Stored records:
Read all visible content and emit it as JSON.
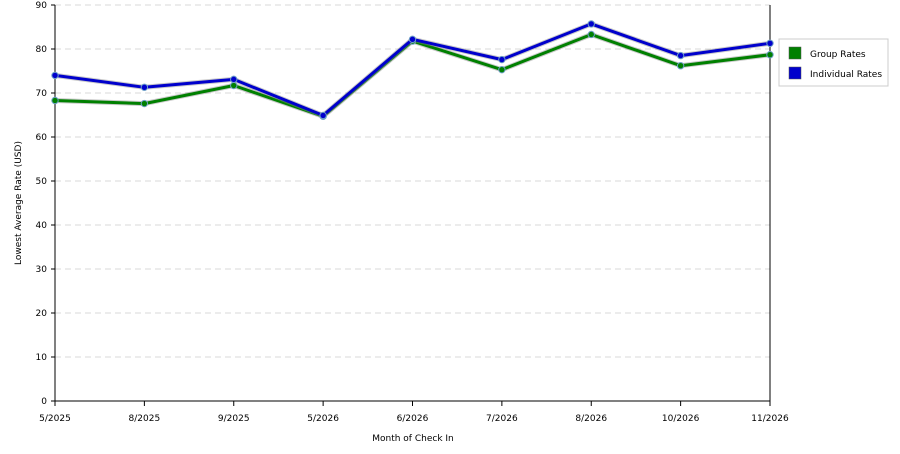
{
  "chart_data": {
    "type": "line",
    "xlabel": "Month of Check In",
    "ylabel": "Lowest Average Rate (USD)",
    "ylim": [
      0,
      90
    ],
    "yticks": [
      "0",
      "10",
      "20",
      "30",
      "40",
      "50",
      "60",
      "70",
      "80",
      "90"
    ],
    "categories": [
      "5/2025",
      "8/2025",
      "9/2025",
      "5/2026",
      "6/2026",
      "7/2026",
      "8/2026",
      "10/2026",
      "11/2026"
    ],
    "grid": "horizontal dashed",
    "legend_position": "right",
    "series": [
      {
        "name": "Group Rates",
        "color": "#008000",
        "values": [
          68.3,
          67.6,
          71.7,
          64.7,
          81.8,
          75.3,
          83.3,
          76.2,
          78.7
        ]
      },
      {
        "name": "Individual Rates",
        "color": "#0000cc",
        "values": [
          74.0,
          71.3,
          73.1,
          64.9,
          82.2,
          77.6,
          85.7,
          78.5,
          81.3
        ]
      }
    ]
  }
}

Your objective:
Pull every line containing "Rates" from the data.

Full response:
        "name": "Group Rates",
        "name": "Individual Rates",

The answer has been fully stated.